- [Short exercise]: Copy every line of the items below without changing anything.

## start Records shown

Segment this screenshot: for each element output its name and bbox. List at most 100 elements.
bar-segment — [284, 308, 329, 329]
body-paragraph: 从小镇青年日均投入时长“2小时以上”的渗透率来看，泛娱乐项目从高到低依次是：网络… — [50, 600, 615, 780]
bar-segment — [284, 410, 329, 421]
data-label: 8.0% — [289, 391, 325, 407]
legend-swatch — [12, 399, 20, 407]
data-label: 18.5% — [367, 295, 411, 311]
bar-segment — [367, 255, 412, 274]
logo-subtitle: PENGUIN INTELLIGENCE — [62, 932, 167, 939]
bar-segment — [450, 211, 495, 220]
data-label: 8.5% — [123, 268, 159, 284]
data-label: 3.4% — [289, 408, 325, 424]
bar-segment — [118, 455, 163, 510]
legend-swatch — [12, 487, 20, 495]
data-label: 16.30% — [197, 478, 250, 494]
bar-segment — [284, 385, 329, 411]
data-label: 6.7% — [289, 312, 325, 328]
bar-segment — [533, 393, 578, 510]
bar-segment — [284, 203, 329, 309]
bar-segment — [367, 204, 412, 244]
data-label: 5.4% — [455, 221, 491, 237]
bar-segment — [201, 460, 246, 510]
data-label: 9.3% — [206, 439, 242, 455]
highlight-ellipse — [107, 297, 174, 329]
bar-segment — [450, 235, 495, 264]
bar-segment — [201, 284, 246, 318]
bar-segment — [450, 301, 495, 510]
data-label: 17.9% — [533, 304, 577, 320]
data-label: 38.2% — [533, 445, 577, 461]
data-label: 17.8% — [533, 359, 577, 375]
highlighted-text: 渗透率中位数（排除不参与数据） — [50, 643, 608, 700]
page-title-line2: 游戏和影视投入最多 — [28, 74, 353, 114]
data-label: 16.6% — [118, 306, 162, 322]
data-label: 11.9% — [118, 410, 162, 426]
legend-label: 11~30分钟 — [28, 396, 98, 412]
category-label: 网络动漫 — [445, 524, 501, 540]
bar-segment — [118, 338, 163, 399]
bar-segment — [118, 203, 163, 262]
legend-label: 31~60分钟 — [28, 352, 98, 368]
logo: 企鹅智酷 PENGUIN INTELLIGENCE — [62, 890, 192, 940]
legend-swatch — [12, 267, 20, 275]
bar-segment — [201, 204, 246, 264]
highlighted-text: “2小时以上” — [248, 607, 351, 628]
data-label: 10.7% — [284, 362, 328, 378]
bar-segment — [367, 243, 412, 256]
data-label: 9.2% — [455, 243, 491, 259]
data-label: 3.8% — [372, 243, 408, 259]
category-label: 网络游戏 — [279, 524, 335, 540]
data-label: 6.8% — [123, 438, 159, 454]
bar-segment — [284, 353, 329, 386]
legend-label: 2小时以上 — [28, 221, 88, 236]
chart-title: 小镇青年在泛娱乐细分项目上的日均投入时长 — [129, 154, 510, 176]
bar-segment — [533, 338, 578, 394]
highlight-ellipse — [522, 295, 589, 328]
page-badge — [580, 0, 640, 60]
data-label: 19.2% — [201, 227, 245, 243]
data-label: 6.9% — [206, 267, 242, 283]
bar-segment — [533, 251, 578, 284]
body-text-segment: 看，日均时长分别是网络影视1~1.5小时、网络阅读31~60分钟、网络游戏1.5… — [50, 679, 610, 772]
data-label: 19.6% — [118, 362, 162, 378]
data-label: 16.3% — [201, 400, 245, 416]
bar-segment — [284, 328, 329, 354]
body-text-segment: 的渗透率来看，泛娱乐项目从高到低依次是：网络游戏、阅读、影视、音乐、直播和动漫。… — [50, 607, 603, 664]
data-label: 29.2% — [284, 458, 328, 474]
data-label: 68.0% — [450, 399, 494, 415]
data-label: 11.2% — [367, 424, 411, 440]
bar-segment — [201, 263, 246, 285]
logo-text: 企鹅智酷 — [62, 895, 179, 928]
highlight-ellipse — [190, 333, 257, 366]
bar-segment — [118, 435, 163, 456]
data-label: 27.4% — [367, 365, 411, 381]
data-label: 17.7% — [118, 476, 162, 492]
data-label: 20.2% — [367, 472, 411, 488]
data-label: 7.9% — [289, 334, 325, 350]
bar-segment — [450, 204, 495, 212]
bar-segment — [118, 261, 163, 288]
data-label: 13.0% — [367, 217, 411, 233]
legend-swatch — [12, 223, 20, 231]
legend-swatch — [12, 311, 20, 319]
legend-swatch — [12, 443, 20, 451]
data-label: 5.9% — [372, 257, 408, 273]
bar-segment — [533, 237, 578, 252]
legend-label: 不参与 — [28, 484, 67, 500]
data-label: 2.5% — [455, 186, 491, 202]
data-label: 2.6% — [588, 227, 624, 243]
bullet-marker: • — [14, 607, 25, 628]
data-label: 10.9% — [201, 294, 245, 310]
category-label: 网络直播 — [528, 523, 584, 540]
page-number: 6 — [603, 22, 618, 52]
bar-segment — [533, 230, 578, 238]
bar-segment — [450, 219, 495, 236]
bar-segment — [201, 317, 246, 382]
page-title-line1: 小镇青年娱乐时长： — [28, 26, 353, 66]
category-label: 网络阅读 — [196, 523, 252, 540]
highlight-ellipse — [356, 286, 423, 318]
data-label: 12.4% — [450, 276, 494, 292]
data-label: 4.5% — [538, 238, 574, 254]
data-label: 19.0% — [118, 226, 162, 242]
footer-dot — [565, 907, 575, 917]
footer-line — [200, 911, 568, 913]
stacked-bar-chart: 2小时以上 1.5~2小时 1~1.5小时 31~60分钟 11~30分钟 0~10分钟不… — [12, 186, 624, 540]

## end Records shown

- [Task solution]:
Segment this screenshot: for each element output its name and bbox. List at most 100 elements.
bar-segment — [284, 308, 329, 329]
body-paragraph: 从小镇青年日均投入时长“2小时以上”的渗透率来看，泛娱乐项目从高到低依次是：网络… — [50, 600, 615, 780]
bar-segment — [284, 410, 329, 421]
data-label: 8.0% — [289, 391, 325, 407]
legend-swatch — [12, 399, 20, 407]
data-label: 18.5% — [367, 295, 411, 311]
bar-segment — [367, 255, 412, 274]
logo-subtitle: PENGUIN INTELLIGENCE — [62, 932, 167, 939]
bar-segment — [450, 211, 495, 220]
data-label: 8.5% — [123, 268, 159, 284]
data-label: 3.4% — [289, 408, 325, 424]
bar-segment — [118, 455, 163, 510]
legend-swatch — [12, 487, 20, 495]
data-label: 16.30% — [197, 478, 250, 494]
bar-segment — [284, 385, 329, 411]
data-label: 6.7% — [289, 312, 325, 328]
bar-segment — [533, 393, 578, 510]
bar-segment — [284, 203, 329, 309]
bar-segment — [367, 204, 412, 244]
data-label: 5.4% — [455, 221, 491, 237]
bar-segment — [201, 460, 246, 510]
data-label: 9.3% — [206, 439, 242, 455]
highlight-ellipse — [107, 297, 174, 329]
bar-segment — [450, 235, 495, 264]
bar-segment — [201, 284, 246, 318]
bar-segment — [450, 301, 495, 510]
data-label: 17.9% — [533, 304, 577, 320]
data-label: 38.2% — [533, 445, 577, 461]
data-label: 17.8% — [533, 359, 577, 375]
highlighted-text: 渗透率中位数（排除不参与数据） — [50, 643, 608, 700]
page-title-line2: 游戏和影视投入最多 — [28, 74, 353, 114]
data-label: 16.6% — [118, 306, 162, 322]
data-label: 11.9% — [118, 410, 162, 426]
legend-label: 11~30分钟 — [28, 396, 98, 412]
category-label: 网络动漫 — [445, 524, 501, 540]
bar-segment — [118, 338, 163, 399]
bar-segment — [118, 203, 163, 262]
legend-label: 31~60分钟 — [28, 352, 98, 368]
logo: 企鹅智酷 PENGUIN INTELLIGENCE — [62, 890, 192, 940]
legend-swatch — [12, 267, 20, 275]
bar-segment — [201, 204, 246, 264]
highlighted-text: “2小时以上” — [248, 607, 351, 628]
data-label: 10.7% — [284, 362, 328, 378]
bar-segment — [367, 243, 412, 256]
data-label: 9.2% — [455, 243, 491, 259]
data-label: 3.8% — [372, 243, 408, 259]
category-label: 网络游戏 — [279, 524, 335, 540]
data-label: 6.8% — [123, 438, 159, 454]
bar-segment — [284, 353, 329, 386]
legend-label: 2小时以上 — [28, 221, 88, 236]
chart-title: 小镇青年在泛娱乐细分项目上的日均投入时长 — [129, 154, 510, 176]
bar-segment — [533, 338, 578, 394]
highlight-ellipse — [522, 295, 589, 328]
page-badge — [580, 0, 640, 60]
data-label: 19.2% — [201, 227, 245, 243]
data-label: 6.9% — [206, 267, 242, 283]
bar-segment — [533, 251, 578, 284]
body-text-segment: 看，日均时长分别是网络影视1~1.5小时、网络阅读31~60分钟、网络游戏1.5… — [50, 679, 610, 772]
data-label: 19.6% — [118, 362, 162, 378]
data-label: 16.3% — [201, 400, 245, 416]
bar-segment — [284, 328, 329, 354]
body-text-segment: 的渗透率来看，泛娱乐项目从高到低依次是：网络游戏、阅读、影视、音乐、直播和动漫。… — [50, 607, 603, 664]
data-label: 29.2% — [284, 458, 328, 474]
data-label: 68.0% — [450, 399, 494, 415]
data-label: 11.2% — [367, 424, 411, 440]
bar-segment — [201, 263, 246, 285]
logo-text: 企鹅智酷 — [62, 895, 179, 928]
highlight-ellipse — [190, 333, 257, 366]
bar-segment — [118, 435, 163, 456]
data-label: 27.4% — [367, 365, 411, 381]
data-label: 17.7% — [118, 476, 162, 492]
data-label: 20.2% — [367, 472, 411, 488]
data-label: 7.9% — [289, 334, 325, 350]
bar-segment — [450, 204, 495, 212]
bar-segment — [118, 261, 163, 288]
data-label: 13.0% — [367, 217, 411, 233]
legend-swatch — [12, 223, 20, 231]
legend-swatch — [12, 311, 20, 319]
legend-swatch — [12, 443, 20, 451]
data-label: 5.9% — [372, 257, 408, 273]
bar-segment — [533, 237, 578, 252]
legend-label: 不参与 — [28, 484, 67, 500]
data-label: 2.5% — [455, 186, 491, 202]
data-label: 2.6% — [588, 227, 624, 243]
bullet-marker: • — [14, 607, 25, 628]
data-label: 10.9% — [201, 294, 245, 310]
category-label: 网络直播 — [528, 523, 584, 540]
page-number: 6 — [603, 22, 618, 52]
bar-segment — [533, 230, 578, 238]
bar-segment — [450, 219, 495, 236]
bar-segment — [201, 317, 246, 382]
page-title-line1: 小镇青年娱乐时长： — [28, 26, 353, 66]
category-label: 网络阅读 — [196, 523, 252, 540]
highlight-ellipse — [356, 286, 423, 318]
data-label: 12.4% — [450, 276, 494, 292]
data-label: 4.5% — [538, 238, 574, 254]
data-label: 19.0% — [118, 226, 162, 242]
footer-dot — [565, 907, 575, 917]
footer-line — [200, 911, 568, 913]
stacked-bar-chart: 2小时以上 1.5~2小时 1~1.5小时 31~60分钟 11~30分钟 0~10分钟不… — [12, 186, 624, 540]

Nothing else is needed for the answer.